*Challenge*.
In your copy, include every line of the listing below exactly but none of the pictures.

☆ ☆ ☆ ☆ ☆

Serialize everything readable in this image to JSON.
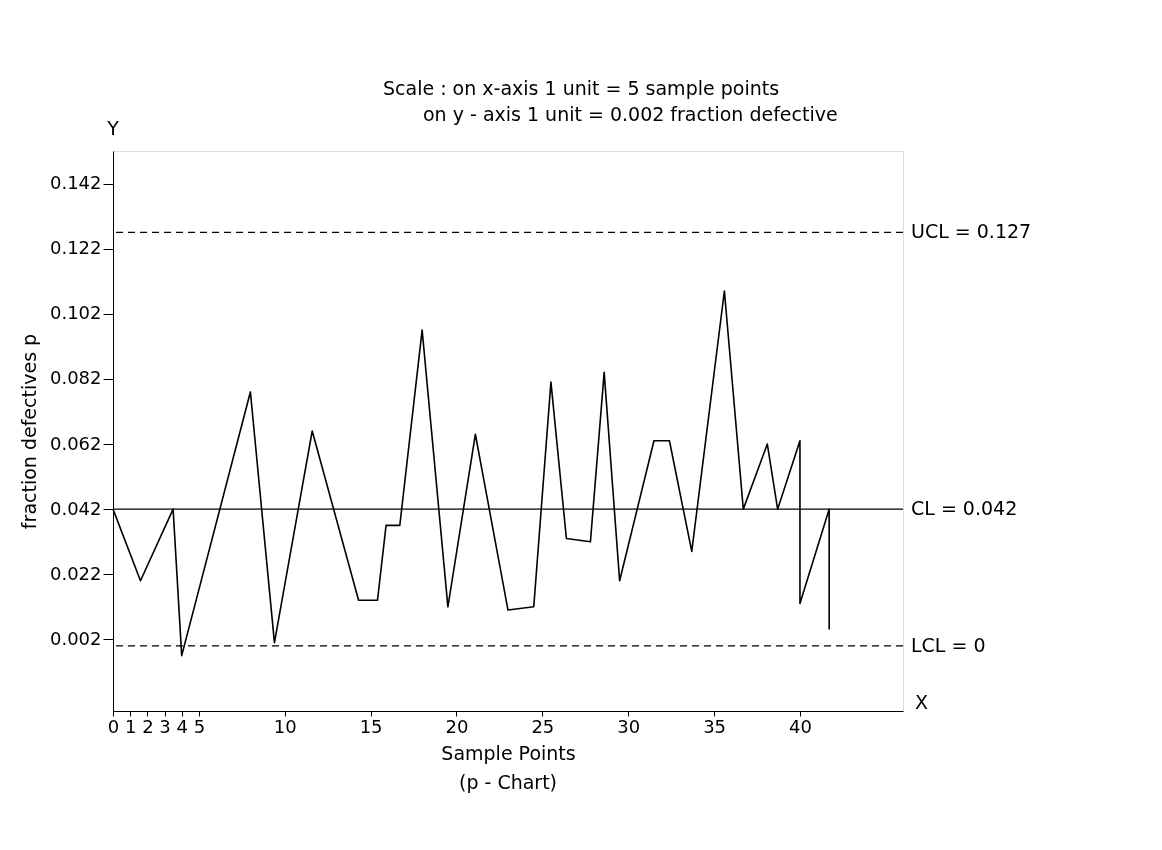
{
  "chart_data": {
    "type": "line",
    "xlabel": "Sample Points",
    "ylabel": "fraction defectives p",
    "x": [
      0,
      1.6,
      3.5,
      4.0,
      8.0,
      9.4,
      11.6,
      14.3,
      15.4,
      15.9,
      16.7,
      18.0,
      19.5,
      21.1,
      23.0,
      24.5,
      25.5,
      26.4,
      27.8,
      28.6,
      29.5,
      31.5,
      32.4,
      33.7,
      35.6,
      36.7,
      38.1,
      38.7,
      40.0,
      40.0,
      41.7,
      41.7
    ],
    "series": [
      {
        "color": "#000000",
        "values": [
          0.042,
          0.02,
          0.042,
          -0.003,
          0.078,
          0.001,
          0.066,
          0.014,
          0.014,
          0.037,
          0.037,
          0.097,
          0.012,
          0.065,
          0.011,
          0.012,
          0.081,
          0.033,
          0.032,
          0.084,
          0.02,
          0.063,
          0.063,
          0.029,
          0.109,
          0.042,
          0.062,
          0.042,
          0.063,
          0.013,
          0.042,
          0.005
        ]
      }
    ],
    "xlim": [
      0,
      46
    ],
    "xticks": [
      0,
      1,
      2,
      3,
      4,
      5,
      10,
      15,
      20,
      25,
      30,
      35,
      40
    ],
    "ylim": [
      -0.02,
      0.152
    ],
    "yticks": [
      0.002,
      0.022,
      0.042,
      0.062,
      0.082,
      0.102,
      0.122,
      0.142
    ],
    "ref_lines": [
      {
        "axis": "y",
        "value": 0.127,
        "label": "UCL = 0.127",
        "color": "#000000",
        "line_style": "dashed"
      },
      {
        "axis": "y",
        "value": 0.042,
        "label": "CL = 0.042",
        "color": "#000000",
        "line_style": "solid"
      },
      {
        "axis": "y",
        "value": 0,
        "label": "LCL = 0",
        "color": "#000000",
        "line_style": "dashed"
      }
    ],
    "annotations": [
      "Scale : on x-axis 1 unit = 5 sample points",
      "on y - axis 1 unit = 0.002 fraction defective",
      "(p - Chart)",
      "X",
      "Y"
    ],
    "grid": false,
    "marker": "none",
    "line_style": "solid"
  }
}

☆ ☆ ☆ ☆ ☆

*Solution to the exercise*.
Serialize everything readable in this image to JSON.
{
  "chart_data": {
    "type": "line",
    "xlabel": "Sample Points",
    "ylabel": "fraction defectives p",
    "x": [
      0,
      1.6,
      3.5,
      4.0,
      8.0,
      9.4,
      11.6,
      14.3,
      15.4,
      15.9,
      16.7,
      18.0,
      19.5,
      21.1,
      23.0,
      24.5,
      25.5,
      26.4,
      27.8,
      28.6,
      29.5,
      31.5,
      32.4,
      33.7,
      35.6,
      36.7,
      38.1,
      38.7,
      40.0,
      40.0,
      41.7,
      41.7
    ],
    "series": [
      {
        "color": "#000000",
        "values": [
          0.042,
          0.02,
          0.042,
          -0.003,
          0.078,
          0.001,
          0.066,
          0.014,
          0.014,
          0.037,
          0.037,
          0.097,
          0.012,
          0.065,
          0.011,
          0.012,
          0.081,
          0.033,
          0.032,
          0.084,
          0.02,
          0.063,
          0.063,
          0.029,
          0.109,
          0.042,
          0.062,
          0.042,
          0.063,
          0.013,
          0.042,
          0.005
        ]
      }
    ],
    "xlim": [
      0,
      46
    ],
    "xticks": [
      0,
      1,
      2,
      3,
      4,
      5,
      10,
      15,
      20,
      25,
      30,
      35,
      40
    ],
    "ylim": [
      -0.02,
      0.152
    ],
    "yticks": [
      0.002,
      0.022,
      0.042,
      0.062,
      0.082,
      0.102,
      0.122,
      0.142
    ],
    "ref_lines": [
      {
        "axis": "y",
        "value": 0.127,
        "label": "UCL = 0.127",
        "color": "#000000",
        "line_style": "dashed"
      },
      {
        "axis": "y",
        "value": 0.042,
        "label": "CL = 0.042",
        "color": "#000000",
        "line_style": "solid"
      },
      {
        "axis": "y",
        "value": 0,
        "label": "LCL = 0",
        "color": "#000000",
        "line_style": "dashed"
      }
    ],
    "annotations": [
      "Scale : on x-axis 1 unit = 5 sample points",
      "on y - axis 1 unit = 0.002 fraction defective",
      "(p - Chart)",
      "X",
      "Y"
    ],
    "grid": false,
    "marker": "none",
    "line_style": "solid"
  }
}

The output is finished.